_WHAT TO DO_: Retype every entry word for word.

_AVAILABLE DATA_:

>> START

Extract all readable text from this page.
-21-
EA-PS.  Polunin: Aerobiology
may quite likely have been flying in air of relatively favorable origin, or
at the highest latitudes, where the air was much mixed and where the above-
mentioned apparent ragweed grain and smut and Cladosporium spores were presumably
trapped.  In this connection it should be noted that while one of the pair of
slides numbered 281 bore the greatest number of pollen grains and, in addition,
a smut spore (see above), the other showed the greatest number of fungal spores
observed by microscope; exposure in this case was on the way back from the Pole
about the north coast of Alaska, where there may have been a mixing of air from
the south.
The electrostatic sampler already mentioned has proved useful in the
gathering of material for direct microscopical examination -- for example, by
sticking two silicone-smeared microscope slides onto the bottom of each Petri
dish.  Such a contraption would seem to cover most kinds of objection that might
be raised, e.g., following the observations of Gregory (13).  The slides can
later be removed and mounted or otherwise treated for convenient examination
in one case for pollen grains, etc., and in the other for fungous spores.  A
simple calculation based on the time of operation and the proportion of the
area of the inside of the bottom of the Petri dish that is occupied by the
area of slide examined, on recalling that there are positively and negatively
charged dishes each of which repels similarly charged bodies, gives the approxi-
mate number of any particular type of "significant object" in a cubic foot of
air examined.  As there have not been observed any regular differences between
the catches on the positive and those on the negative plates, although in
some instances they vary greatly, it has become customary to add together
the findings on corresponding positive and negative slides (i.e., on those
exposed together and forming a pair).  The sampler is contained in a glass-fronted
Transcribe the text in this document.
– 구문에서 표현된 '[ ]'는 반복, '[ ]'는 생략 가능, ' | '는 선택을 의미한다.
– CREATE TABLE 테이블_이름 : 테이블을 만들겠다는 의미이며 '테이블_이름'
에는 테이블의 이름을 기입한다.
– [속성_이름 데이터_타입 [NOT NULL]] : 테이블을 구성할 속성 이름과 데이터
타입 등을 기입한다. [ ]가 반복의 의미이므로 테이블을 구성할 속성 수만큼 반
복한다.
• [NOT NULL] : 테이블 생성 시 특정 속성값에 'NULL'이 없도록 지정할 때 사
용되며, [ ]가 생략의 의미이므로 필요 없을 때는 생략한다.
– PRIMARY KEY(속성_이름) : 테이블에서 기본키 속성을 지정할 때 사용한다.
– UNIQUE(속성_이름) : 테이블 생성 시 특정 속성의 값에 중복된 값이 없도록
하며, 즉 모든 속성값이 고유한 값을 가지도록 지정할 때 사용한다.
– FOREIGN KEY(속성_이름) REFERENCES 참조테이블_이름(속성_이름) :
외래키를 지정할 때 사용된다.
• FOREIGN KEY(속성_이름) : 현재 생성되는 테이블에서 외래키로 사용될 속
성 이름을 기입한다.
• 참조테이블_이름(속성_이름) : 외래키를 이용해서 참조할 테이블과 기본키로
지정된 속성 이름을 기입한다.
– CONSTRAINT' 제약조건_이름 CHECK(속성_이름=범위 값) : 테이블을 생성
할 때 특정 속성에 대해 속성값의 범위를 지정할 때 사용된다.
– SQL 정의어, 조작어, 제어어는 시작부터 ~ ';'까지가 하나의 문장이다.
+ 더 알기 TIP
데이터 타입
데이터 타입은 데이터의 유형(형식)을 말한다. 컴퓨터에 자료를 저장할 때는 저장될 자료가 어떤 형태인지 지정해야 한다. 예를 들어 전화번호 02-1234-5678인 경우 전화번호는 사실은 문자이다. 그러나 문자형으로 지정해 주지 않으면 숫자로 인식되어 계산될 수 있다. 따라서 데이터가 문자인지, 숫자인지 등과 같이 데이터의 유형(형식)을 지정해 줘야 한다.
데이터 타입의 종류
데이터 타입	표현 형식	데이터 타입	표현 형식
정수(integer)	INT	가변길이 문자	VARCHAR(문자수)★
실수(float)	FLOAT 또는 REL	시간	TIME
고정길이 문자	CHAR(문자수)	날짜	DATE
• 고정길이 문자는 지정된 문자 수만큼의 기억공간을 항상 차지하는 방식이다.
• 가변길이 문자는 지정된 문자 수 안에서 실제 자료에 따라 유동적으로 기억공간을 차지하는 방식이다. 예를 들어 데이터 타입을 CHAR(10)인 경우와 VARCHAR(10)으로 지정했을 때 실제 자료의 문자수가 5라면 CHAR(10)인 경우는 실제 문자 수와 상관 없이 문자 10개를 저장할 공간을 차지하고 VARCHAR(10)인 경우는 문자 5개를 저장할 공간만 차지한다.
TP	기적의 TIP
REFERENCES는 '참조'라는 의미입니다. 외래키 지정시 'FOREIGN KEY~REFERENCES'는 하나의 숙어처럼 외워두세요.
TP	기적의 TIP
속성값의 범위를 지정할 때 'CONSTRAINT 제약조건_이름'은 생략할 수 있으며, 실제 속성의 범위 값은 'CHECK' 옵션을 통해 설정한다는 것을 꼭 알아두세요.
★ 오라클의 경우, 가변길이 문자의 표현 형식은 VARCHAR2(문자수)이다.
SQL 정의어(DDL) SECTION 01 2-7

>> END

_FULL RESPONSE_:
Extract all readable text from this page.
-21-
EA-PS.  Polunin: Aerobiology
may quite likely have been flying in air of relatively favorable origin, or
at the highest latitudes, where the air was much mixed and where the above-
mentioned apparent ragweed grain and smut and Cladosporium spores were presumably
trapped.  In this connection it should be noted that while one of the pair of
slides numbered 281 bore the greatest number of pollen grains and, in addition,
a smut spore (see above), the other showed the greatest number of fungal spores
observed by microscope; exposure in this case was on the way back from the Pole
about the north coast of Alaska, where there may have been a mixing of air from
the south.
The electrostatic sampler already mentioned has proved useful in the
gathering of material for direct microscopical examination -- for example, by
sticking two silicone-smeared microscope slides onto the bottom of each Petri
dish.  Such a contraption would seem to cover most kinds of objection that might
be raised, e.g., following the observations of Gregory (13).  The slides can
later be removed and mounted or otherwise treated for convenient examination
in one case for pollen grains, etc., and in the other for fungous spores.  A
simple calculation based on the time of operation and the proportion of the
area of the inside of the bottom of the Petri dish that is occupied by the
area of slide examined, on recalling that there are positively and negatively
charged dishes each of which repels similarly charged bodies, gives the approxi-
mate number of any particular type of "significant object" in a cubic foot of
air examined.  As there have not been observed any regular differences between
the catches on the positive and those on the negative plates, although in
some instances they vary greatly, it has become customary to add together
the findings on corresponding positive and negative slides (i.e., on those
exposed together and forming a pair).  The sampler is contained in a glass-fronted
Transcribe the text in this document.
– 구문에서 표현된 '[ ]'는 반복, '[ ]'는 생략 가능, ' | '는 선택을 의미한다.
– CREATE TABLE 테이블_이름 : 테이블을 만들겠다는 의미이며 '테이블_이름'
에는 테이블의 이름을 기입한다.
– [속성_이름 데이터_타입 [NOT NULL]] : 테이블을 구성할 속성 이름과 데이터
타입 등을 기입한다. [ ]가 반복의 의미이므로 테이블을 구성할 속성 수만큼 반
복한다.
• [NOT NULL] : 테이블 생성 시 특정 속성값에 'NULL'이 없도록 지정할 때 사
용되며, [ ]가 생략의 의미이므로 필요 없을 때는 생략한다.
– PRIMARY KEY(속성_이름) : 테이블에서 기본키 속성을 지정할 때 사용한다.
– UNIQUE(속성_이름) : 테이블 생성 시 특정 속성의 값에 중복된 값이 없도록
하며, 즉 모든 속성값이 고유한 값을 가지도록 지정할 때 사용한다.
– FOREIGN KEY(속성_이름) REFERENCES 참조테이블_이름(속성_이름) :
외래키를 지정할 때 사용된다.
• FOREIGN KEY(속성_이름) : 현재 생성되는 테이블에서 외래키로 사용될 속
성 이름을 기입한다.
• 참조테이블_이름(속성_이름) : 외래키를 이용해서 참조할 테이블과 기본키로
지정된 속성 이름을 기입한다.
– CONSTRAINT' 제약조건_이름 CHECK(속성_이름=범위 값) : 테이블을 생성
할 때 특정 속성에 대해 속성값의 범위를 지정할 때 사용된다.
– SQL 정의어, 조작어, 제어어는 시작부터 ~ ';'까지가 하나의 문장이다.
+ 더 알기 TIP
데이터 타입
데이터 타입은 데이터의 유형(형식)을 말한다. 컴퓨터에 자료를 저장할 때는 저장될 자료가 어떤 형태인지 지정해야 한다. 예를 들어 전화번호 02-1234-5678인 경우 전화번호는 사실은 문자이다. 그러나 문자형으로 지정해 주지 않으면 숫자로 인식되어 계산될 수 있다. 따라서 데이터가 문자인지, 숫자인지 등과 같이 데이터의 유형(형식)을 지정해 줘야 한다.
데이터 타입의 종류
데이터 타입	표현 형식	데이터 타입	표현 형식
정수(integer)	INT	가변길이 문자	VARCHAR(문자수)★
실수(float)	FLOAT 또는 REL	시간	TIME
고정길이 문자	CHAR(문자수)	날짜	DATE
• 고정길이 문자는 지정된 문자 수만큼의 기억공간을 항상 차지하는 방식이다.
• 가변길이 문자는 지정된 문자 수 안에서 실제 자료에 따라 유동적으로 기억공간을 차지하는 방식이다. 예를 들어 데이터 타입을 CHAR(10)인 경우와 VARCHAR(10)으로 지정했을 때 실제 자료의 문자수가 5라면 CHAR(10)인 경우는 실제 문자 수와 상관 없이 문자 10개를 저장할 공간을 차지하고 VARCHAR(10)인 경우는 문자 5개를 저장할 공간만 차지한다.
TP	기적의 TIP
REFERENCES는 '참조'라는 의미입니다. 외래키 지정시 'FOREIGN KEY~REFERENCES'는 하나의 숙어처럼 외워두세요.
TP	기적의 TIP
속성값의 범위를 지정할 때 'CONSTRAINT 제약조건_이름'은 생략할 수 있으며, 실제 속성의 범위 값은 'CHECK' 옵션을 통해 설정한다는 것을 꼭 알아두세요.
★ 오라클의 경우, 가변길이 문자의 표현 형식은 VARCHAR2(문자수)이다.
SQL 정의어(DDL) SECTION 01 2-7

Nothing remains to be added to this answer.